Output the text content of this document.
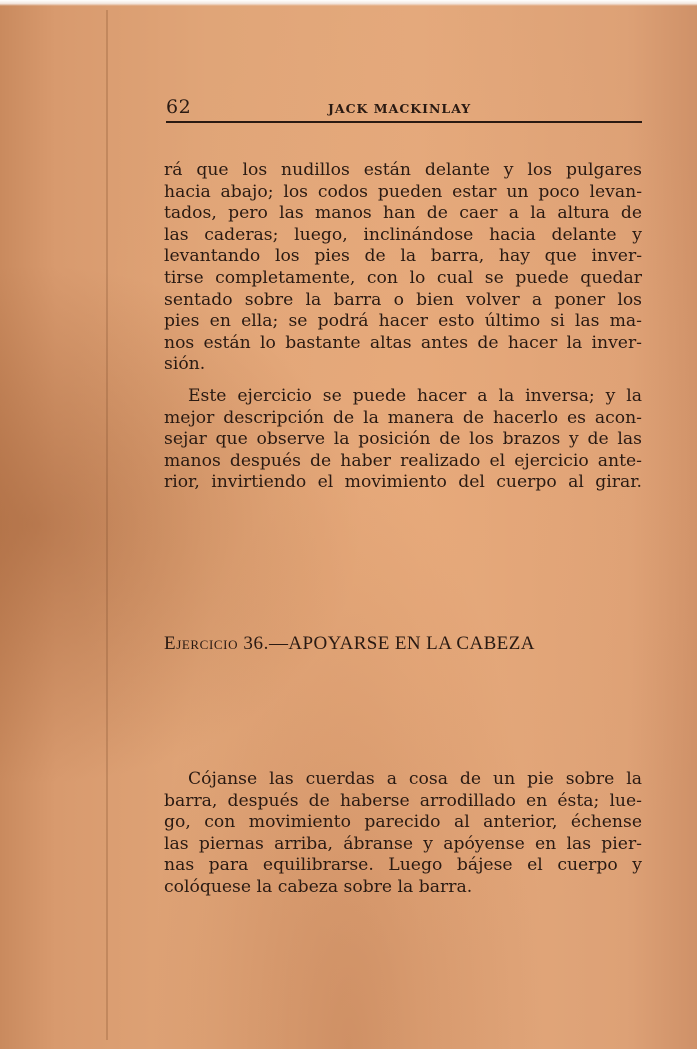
62	JACK MACKINLAY
rá que los nudillos están delante y los pulgares
hacia abajo; los codos pueden estar un poco levan-
tados, pero las manos han de caer a la altura de
las caderas; luego, inclinándose hacia delante y
levantando los pies de la barra, hay que inver-
tirse completamente, con lo cual se puede quedar
sentado sobre la barra o bien volver a poner los
pies en ella; se podrá hacer esto último si las ma-
nos están lo bastante altas antes de hacer la inver-
sión.
Este ejercicio se puede hacer a la inversa; y la
mejor descripción de la manera de hacerlo es acon-
sejar que observe la posición de los brazos y de las
manos después de haber realizado el ejercicio ante-
rior, invirtiendo el movimiento del cuerpo al girar.
Ejercicio 36.—APOYARSE EN LA CABEZA
Cójanse las cuerdas a cosa de un pie sobre la
barra, después de haberse arrodillado en ésta; lue-
go, con movimiento parecido al anterior, échense
las piernas arriba, ábranse y apóyense en las pier-
nas para equilibrarse. Luego bájese el cuerpo y
colóquese la cabeza sobre la barra.
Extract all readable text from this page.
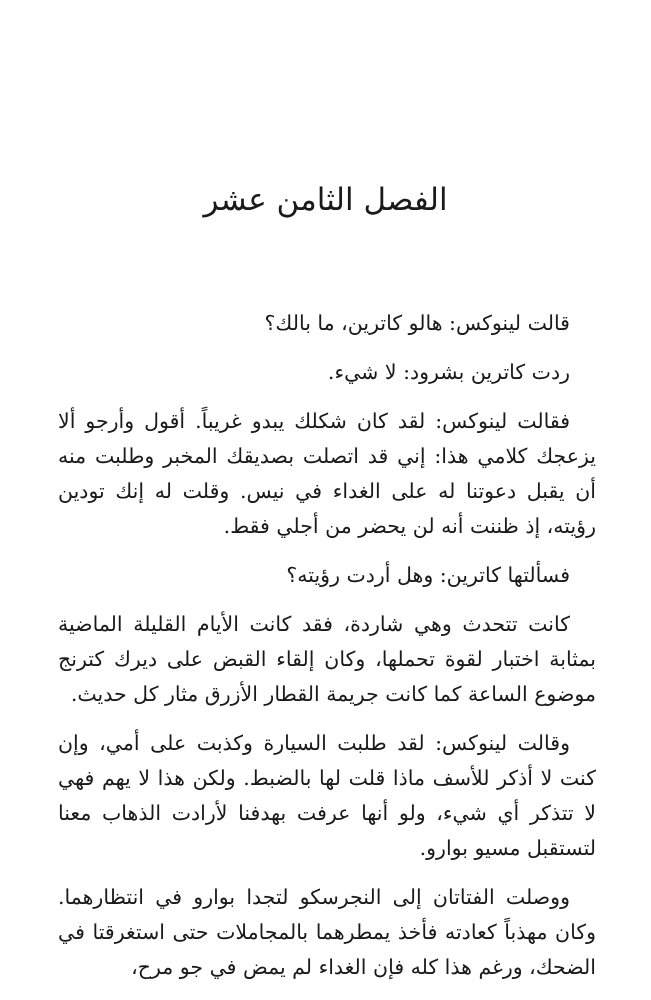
الفصل الثامن عشر

قالت لينوكس: هالو كاترين، ما بالك؟

ردت كاترين بشرود: لا شيء.

فقالت لينوكس: لقد كان شكلك يبدو غريباً. أقول وأرجو ألا يزعجك كلامي هذا: إني قد اتصلت بصديقك المخبر وطلبت منه أن يقبل دعوتنا له على الغداء في نيس. وقلت له إنك تودين رؤيته، إذ ظننت أنه لن يحضر من أجلي فقط.

فسألتها كاترين: وهل أردت رؤيته؟

كانت تتحدث وهي شاردة، فقد كانت الأيام القليلة الماضية بمثابة اختبار لقوة تحملها، وكان إلقاء القبض على ديرك كترنج موضوع الساعة كما كانت جريمة القطار الأزرق مثار كل حديث.

وقالت لينوكس: لقد طلبت السيارة وكذبت على أمي، وإن كنت لا أذكر للأسف ماذا قلت لها بالضبط. ولكن هذا لا يهم فهي لا تتذكر أي شيء، ولو أنها عرفت بهدفنا لأرادت الذهاب معنا لتستقبل مسيو بوارو.

ووصلت الفتاتان إلى النجرسكو لتجدا بوارو في انتظارهما. وكان مهذباً كعادته فأخذ يمطرهما بالمجاملات حتى استغرقتا في الضحك، ورغم هذا كله فإن الغداء لم يمض في جو مرح،
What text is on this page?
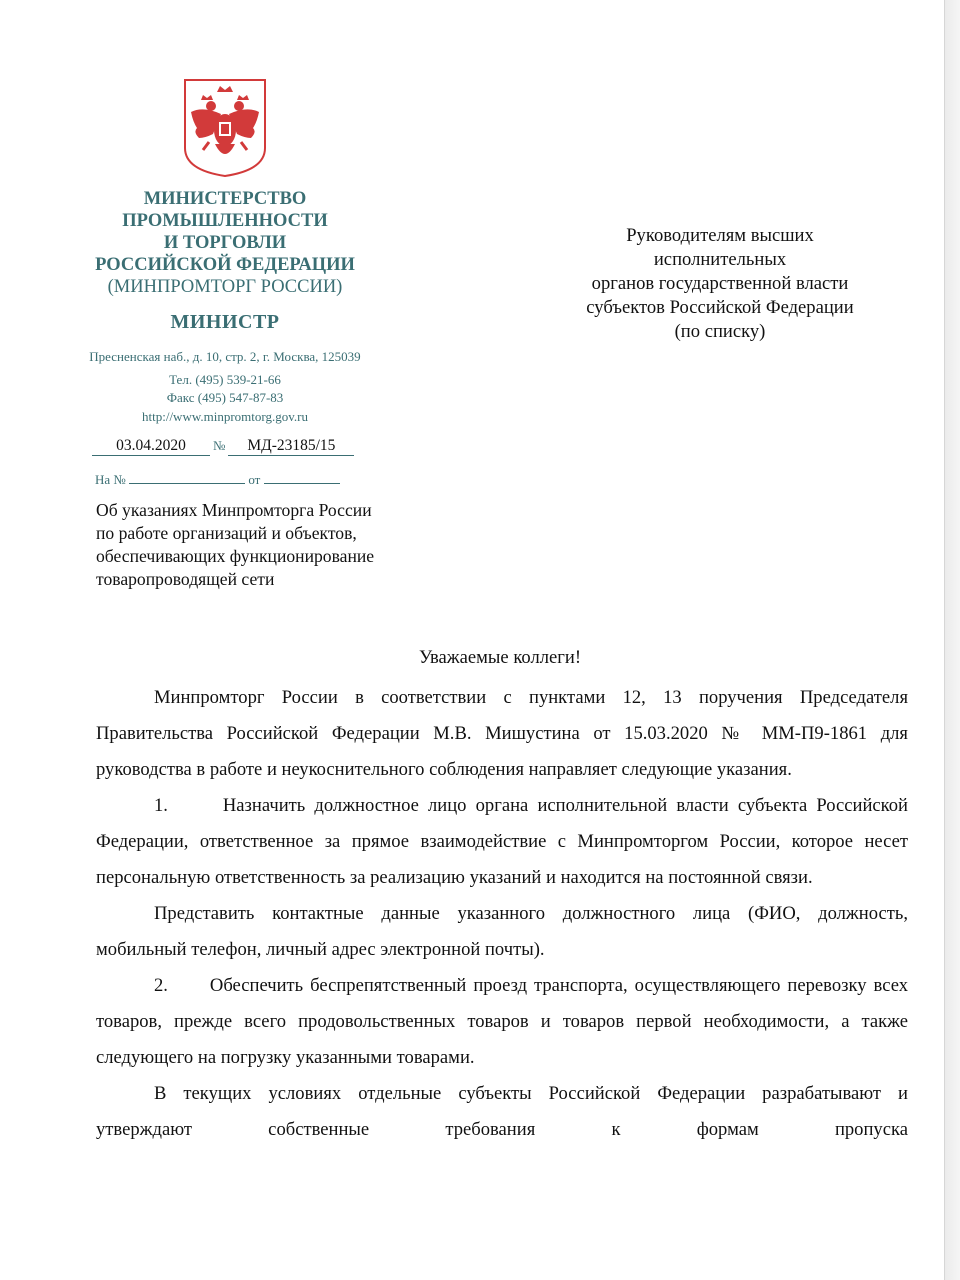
МИНИСТЕРСТВО
ПРОМЫШЛЕННОСТИ
И ТОРГОВЛИ
РОССИЙСКОЙ ФЕДЕРАЦИИ
(МИНПРОМТОРГ РОССИИ)
МИНИСТР
Пресненская наб., д. 10, стр. 2, г. Москва, 125039
Тел. (495) 539-21-66
Факс (495) 547-87-83
http://www.minpromtorg.gov.ru
03.04.2020 № МД-23185/15
На №	от
Об указаниях Минпромторга России
по работе организаций и объектов,
обеспечивающих функционирование
товаропроводящей сети
Руководителям высших
исполнительных
органов государственной власти
субъектов Российской Федерации
(по списку)
Уважаемые коллеги!

Минпромторг России в соответствии с пунктами 12, 13 поручения Председателя Правительства Российской Федерации М.В. Мишустина от 15.03.2020 № ММ-П9-1861 для руководства в работе и неукоснительного соблюдения направляет следующие указания.

1.      Назначить должностное лицо органа исполнительной власти субъекта Российской Федерации, ответственное за прямое взаимодействие с Минпромторгом России, которое несет персональную ответственность за реализацию указаний и находится на постоянной связи.

Представить контактные данные указанного должностного лица (ФИО, должность, мобильный телефон, личный адрес электронной почты).

2.      Обеспечить беспрепятственный проезд транспорта, осуществляющего перевозку всех товаров, прежде всего продовольственных товаров и товаров первой необходимости, а также следующего на погрузку указанными товарами.

В текущих условиях отдельные субъекты Российской Федерации разрабатывают и утверждают собственные требования к формам пропуска
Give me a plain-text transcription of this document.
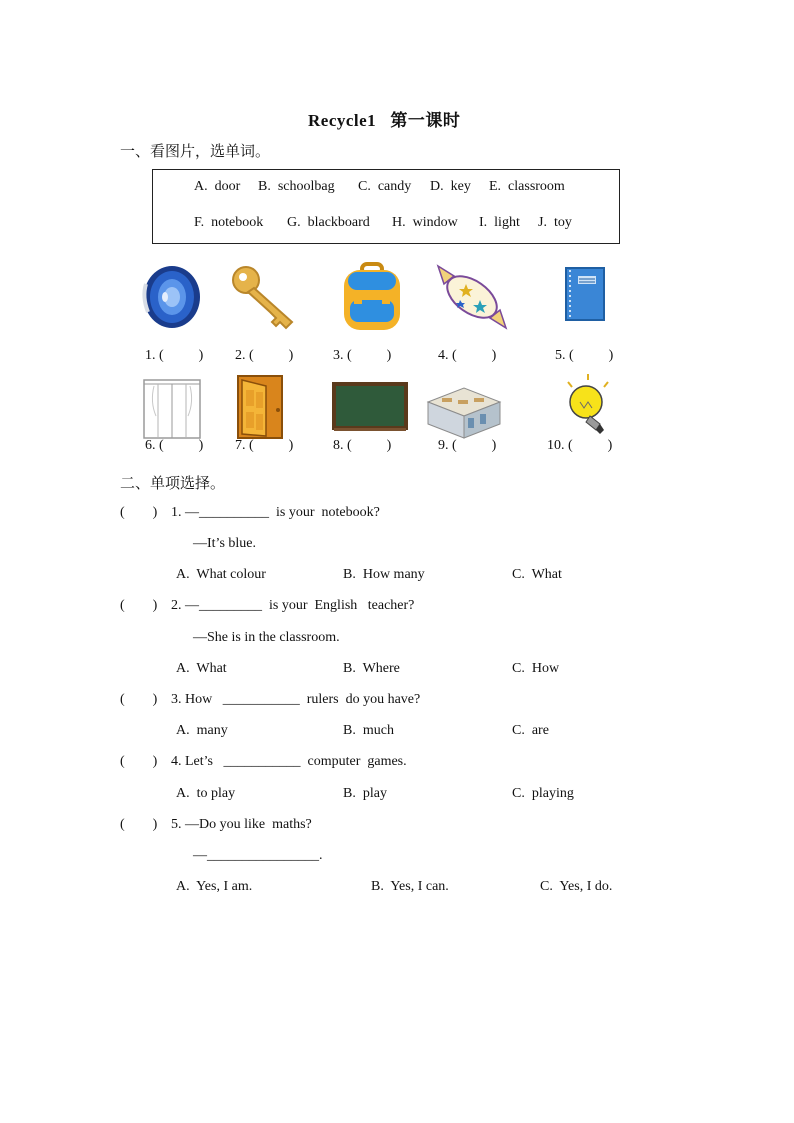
Recycle1   第一课时
一、看图片，选单词。
A.  door B.  schoolbag C.  candy D.  key E.  classroom
F.  notebook G.  blackboard H.  window I.  light J.  toy
1. (          ) 2. (          )	3. (          )	4. (          )	5. (          )
6. (          ) 7. (          )	8. (          )	9. (          )	10. (          )
二、单项选择。
(        ) 1. —__________  is your  notebook?
—It’s blue.
A.  What colour	B.  How many	C.  What
(        ) 2. —_________  is your  English   teacher?
—She is in the classroom.
A.  What	B.  Where	C.  How
(        ) 3. How   ___________  rulers  do you have?
A.  many	B.  much	C.  are
(        ) 4. Let’s   ___________  computer  games.
A.  to play	B.  play	C.  playing
(        ) 5. —Do you like  maths?
—________________.
A.  Yes, I am.	B.  Yes, I can.	C.  Yes, I do.
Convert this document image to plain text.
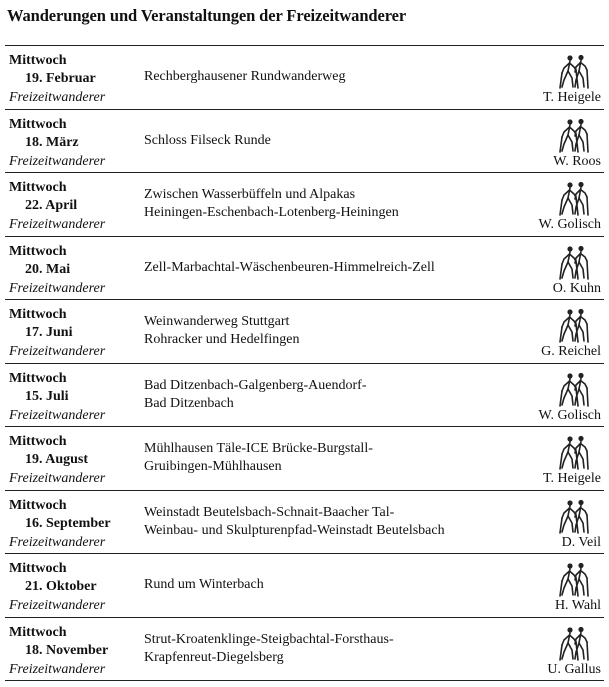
Wanderungen und Veranstaltungen der Freizeitwanderer
Mittwoch
19. Februar
Freizeitwanderer
Rechberghausener Rundwanderweg
T. Heigele
Mittwoch
18. März
Freizeitwanderer
Schloss Filseck Runde
W. Roos
Mittwoch
22. April
Freizeitwanderer
Zwischen Wasserbüffeln und Alpakas
Heiningen-Eschenbach-Lotenberg-Heiningen
W. Golisch
Mittwoch
20. Mai
Freizeitwanderer
Zell-Marbachtal-Wäschenbeuren-Himmelreich-Zell
O. Kuhn
Mittwoch
17. Juni
Freizeitwanderer
Weinwanderweg Stuttgart
Rohracker und Hedelfingen
G. Reichel
Mittwoch
15. Juli
Freizeitwanderer
Bad Ditzenbach-Galgenberg-Auendorf-
Bad Ditzenbach
W. Golisch
Mittwoch
19. August
Freizeitwanderer
Mühlhausen Täle-ICE Brücke-Burgstall-
Gruibingen-Mühlhausen
T. Heigele
Mittwoch
16. September
Freizeitwanderer
Weinstadt Beutelsbach-Schnait-Baacher Tal-
Weinbau- und Skulpturenpfad-Weinstadt Beutelsbach
D. Veil
Mittwoch
21. Oktober
Freizeitwanderer
Rund um Winterbach
H. Wahl
Mittwoch
18. November
Freizeitwanderer
Strut-Kroatenklinge-Steigbachtal-Forsthaus-
Krapfenreut-Diegelsberg
U. Gallus
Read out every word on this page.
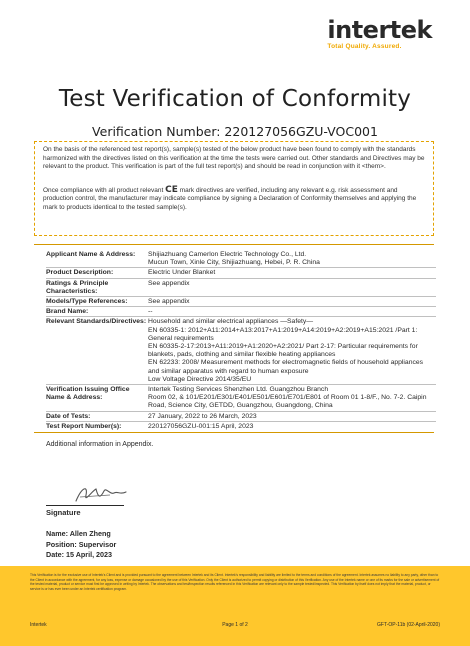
intertek
Total Quality. Assured.
Test Verification of Conformity
Verification Number: 220127056GZU-VOC001

On the basis of the referenced test report(s), sample(s) tested of the below product have been found to comply with the standards harmonized with the directives listed on this verification at the time the tests were carried out. Other standards and Directives may be relevant to the product. This verification is part of the full test report(s) and should be read in conjunction with it <them>.

Once compliance with all product relevant CE mark directives are verified, including any relevant e.g. risk assessment and production control, the manufacturer may indicate compliance by signing a Declaration of Conformity themselves and applying the mark to products identical to the tested sample(s).

Applicant Name & Address:	Shijiazhuang Camerlon Electric Technology Co., Ltd.
Mucun Town, Xinle City, Shijiazhuang, Hebei, P. R. China

Product Description:	Electric Under Blanket
Ratings & Principle Characteristics:	See appendix
Models/Type References:	See appendix
Brand Name:	--
Relevant Standards/Directives:	Household and similar electrical appliances —Safety—
EN 60335-1: 2012+A11:2014+A13:2017+A1:2019+A14:2019+A2:2019+A15:2021 /Part 1: General requirements
EN 60335-2-17:2013+A11:2019+A1:2020+A2:2021/ Part 2-17: Particular requirements for blankets, pads, clothing and similar flexible heating appliances
EN 62233: 2008/ Measurement methods for electromagnetic fields of household appliances and similar apparatus with regard to human exposure
Low Voltage Directive 2014/35/EU

Verification Issuing Office Name & Address:	Intertek Testing Services Shenzhen Ltd. Guangzhou Branch
Room 02, & 101/E201/E301/E401/E501/E601/E701/E801 of Room 01 1-8/F., No. 7-2. Caipin Road, Science City, GETDD, Guangzhou, Guangdong, China

Date of Tests:	27 January, 2022 to 26 March, 2023
Test Report Number(s):	220127056GZU-001:15 April, 2023
Additional information in Appendix.
Signature
Name: Allen Zheng
Position: Supervisor
Date: 15 April, 2023
This Verification is for the exclusive use of Intertek's Client and is provided pursuant to the agreement between Intertek and its Client. Intertek's responsibility and liability are limited to the terms and conditions of the agreement. Intertek assumes no liability to any party, other than to the Client in accordance with the agreement, for any loss, expense or damage occasioned by the use of this Verification. Only the Client is authorized to permit copying or distribution of this Verification. Any use of the Intertek name or one of its marks for the sale or advertisement of the tested material, product or service must first be approved in writing by Intertek. The observations and test/inspection results referenced in this Verification are relevant only to the sample tested/inspected. This Verification by itself does not imply that the material, product, or service is or has ever been under an Intertek certification program.
Intertek	Page 1 of 2	GFT-OP-11b (02-April-2020)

◆ ◆ ◆ ◆ ◆ ◆ ◆

Look through the entries above; copy each line where the string "classroom" appears.

**Task answer**
A.  door B.  schoolbag C.  candy D.  key E.  classroom
—She is in the classroom.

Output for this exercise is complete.